PROBLEM TO WORK ON:
Reproduce every record below exactly as written, but leave out any pictures.

"""

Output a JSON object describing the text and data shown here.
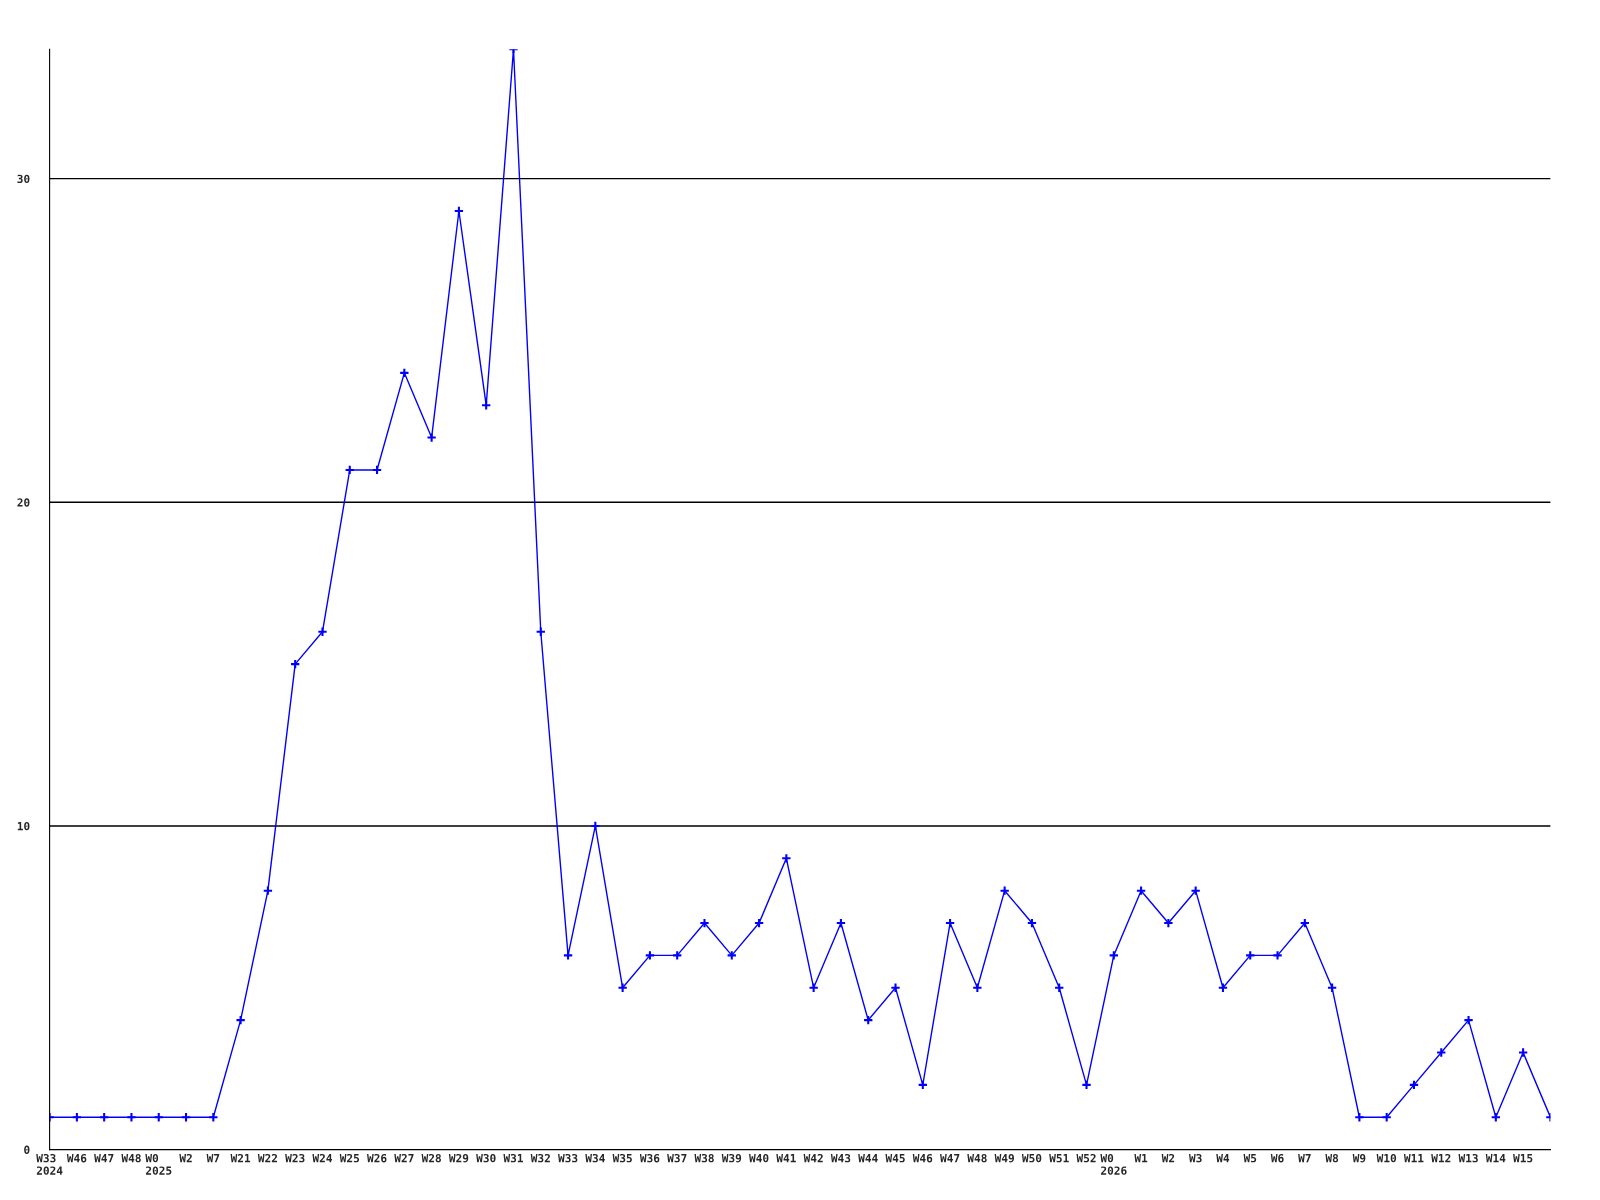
{
  "chart_data": {
    "type": "line",
    "categories": [
      "W33\n2024",
      "W46",
      "W47",
      "W48",
      "W0\n2025",
      "W2",
      "W7",
      "W21",
      "W22",
      "W23",
      "W24",
      "W25",
      "W26",
      "W27",
      "W28",
      "W29",
      "W30",
      "W31",
      "W32",
      "W33",
      "W34",
      "W35",
      "W36",
      "W37",
      "W38",
      "W39",
      "W40",
      "W41",
      "W42",
      "W43",
      "W44",
      "W45",
      "W46",
      "W47",
      "W48",
      "W49",
      "W50",
      "W51",
      "W52",
      "W0\n2026",
      "W1",
      "W2",
      "W3",
      "W4",
      "W5",
      "W6",
      "W7",
      "W8",
      "W9",
      "W10",
      "W11",
      "W12",
      "W13",
      "W14",
      "W15",
      null
    ],
    "series": [
      {
        "color": "#0000ff",
        "values": [
          1,
          1,
          1,
          1,
          1,
          1,
          1,
          4,
          8,
          15,
          16,
          21,
          21,
          24,
          22,
          29,
          23,
          34,
          16,
          6,
          10,
          5,
          6,
          6,
          7,
          6,
          7,
          9,
          5,
          7,
          4,
          5,
          2,
          7,
          5,
          8,
          7,
          5,
          2,
          6,
          8,
          7,
          8,
          5,
          6,
          6,
          7,
          5,
          1,
          1,
          2,
          3,
          4,
          1,
          3,
          1
        ]
      }
    ],
    "ylim": [
      0,
      34
    ],
    "yticks": [
      0,
      10,
      20,
      30
    ],
    "grid": "y",
    "marker": "cross",
    "line_style": "solid",
    "legend": false
  }
}
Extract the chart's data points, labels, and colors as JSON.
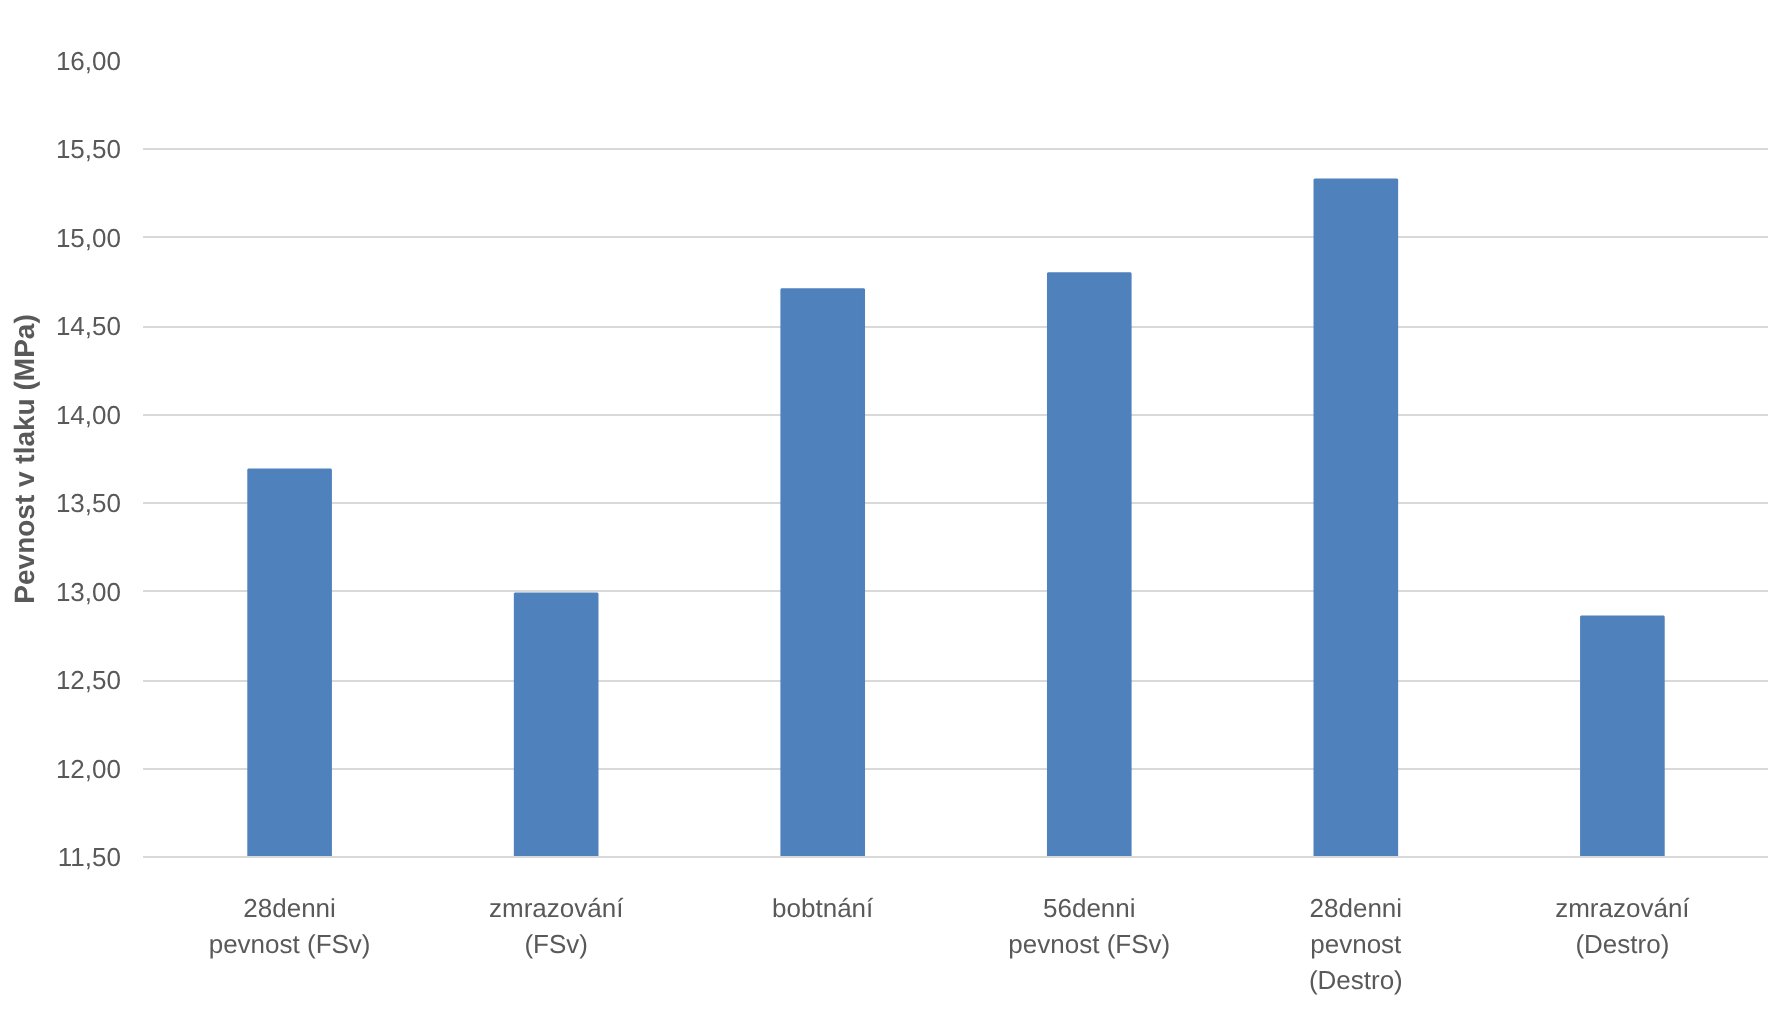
{
  "chart_data": {
    "type": "bar",
    "ylabel": "Pevnost v tlaku (MPa)",
    "categories": [
      "28denni pevnost (FSv)",
      "zmrazování (FSv)",
      "bobtnání",
      "56denni pevnost (FSv)",
      "28denni pevnost (Destro)",
      "zmrazování (Destro)"
    ],
    "values": [
      13.69,
      12.99,
      14.71,
      14.8,
      15.33,
      12.86
    ],
    "color": "#4f81bd",
    "ylim": [
      11.5,
      16.0
    ],
    "yticks": [
      {
        "value": 11.5,
        "label": "11,50"
      },
      {
        "value": 12.0,
        "label": "12,00"
      },
      {
        "value": 12.5,
        "label": "12,50"
      },
      {
        "value": 13.0,
        "label": "13,00"
      },
      {
        "value": 13.5,
        "label": "13,50"
      },
      {
        "value": 14.0,
        "label": "14,00"
      },
      {
        "value": 14.5,
        "label": "14,50"
      },
      {
        "value": 15.0,
        "label": "15,00"
      },
      {
        "value": 15.5,
        "label": "15,50"
      },
      {
        "value": 16.0,
        "label": "16,00"
      }
    ],
    "grid": "y"
  }
}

"""

THE OUTPUT:
Output a JSON object describing the text and data shown here.
{
  "chart_data": {
    "type": "line",
    "categories": [
      "W33\n2024",
      "W46",
      "W47",
      "W48",
      "W0\n2025",
      "W2",
      "W7",
      "W21",
      "W22",
      "W23",
      "W24",
      "W25",
      "W26",
      "W27",
      "W28",
      "W29",
      "W30",
      "W31",
      "W32",
      "W33",
      "W34",
      "W35",
      "W36",
      "W37",
      "W38",
      "W39",
      "W40",
      "W41",
      "W42",
      "W43",
      "W44",
      "W45",
      "W46",
      "W47",
      "W48",
      "W49",
      "W50",
      "W51",
      "W52",
      "W0\n2026",
      "W1",
      "W2",
      "W3",
      "W4",
      "W5",
      "W6",
      "W7",
      "W8",
      "W9",
      "W10",
      "W11",
      "W12",
      "W13",
      "W14",
      "W15",
      null
    ],
    "series": [
      {
        "color": "#0000ff",
        "values": [
          1,
          1,
          1,
          1,
          1,
          1,
          1,
          4,
          8,
          15,
          16,
          21,
          21,
          24,
          22,
          29,
          23,
          34,
          16,
          6,
          10,
          5,
          6,
          6,
          7,
          6,
          7,
          9,
          5,
          7,
          4,
          5,
          2,
          7,
          5,
          8,
          7,
          5,
          2,
          6,
          8,
          7,
          8,
          5,
          6,
          6,
          7,
          5,
          1,
          1,
          2,
          3,
          4,
          1,
          3,
          1
        ]
      }
    ],
    "ylim": [
      0,
      34
    ],
    "yticks": [
      0,
      10,
      20,
      30
    ],
    "grid": "y",
    "marker": "cross",
    "line_style": "solid",
    "legend": false
  }
}
Extract the chart's data points, labels, and colors as JSON.
{
  "chart_data": {
    "type": "bar",
    "ylabel": "Pevnost v tlaku (MPa)",
    "categories": [
      "28denni pevnost (FSv)",
      "zmrazování (FSv)",
      "bobtnání",
      "56denni pevnost (FSv)",
      "28denni pevnost (Destro)",
      "zmrazování (Destro)"
    ],
    "values": [
      13.69,
      12.99,
      14.71,
      14.8,
      15.33,
      12.86
    ],
    "color": "#4f81bd",
    "ylim": [
      11.5,
      16.0
    ],
    "yticks": [
      {
        "value": 11.5,
        "label": "11,50"
      },
      {
        "value": 12.0,
        "label": "12,00"
      },
      {
        "value": 12.5,
        "label": "12,50"
      },
      {
        "value": 13.0,
        "label": "13,00"
      },
      {
        "value": 13.5,
        "label": "13,50"
      },
      {
        "value": 14.0,
        "label": "14,00"
      },
      {
        "value": 14.5,
        "label": "14,50"
      },
      {
        "value": 15.0,
        "label": "15,00"
      },
      {
        "value": 15.5,
        "label": "15,50"
      },
      {
        "value": 16.0,
        "label": "16,00"
      }
    ],
    "grid": "y"
  }
}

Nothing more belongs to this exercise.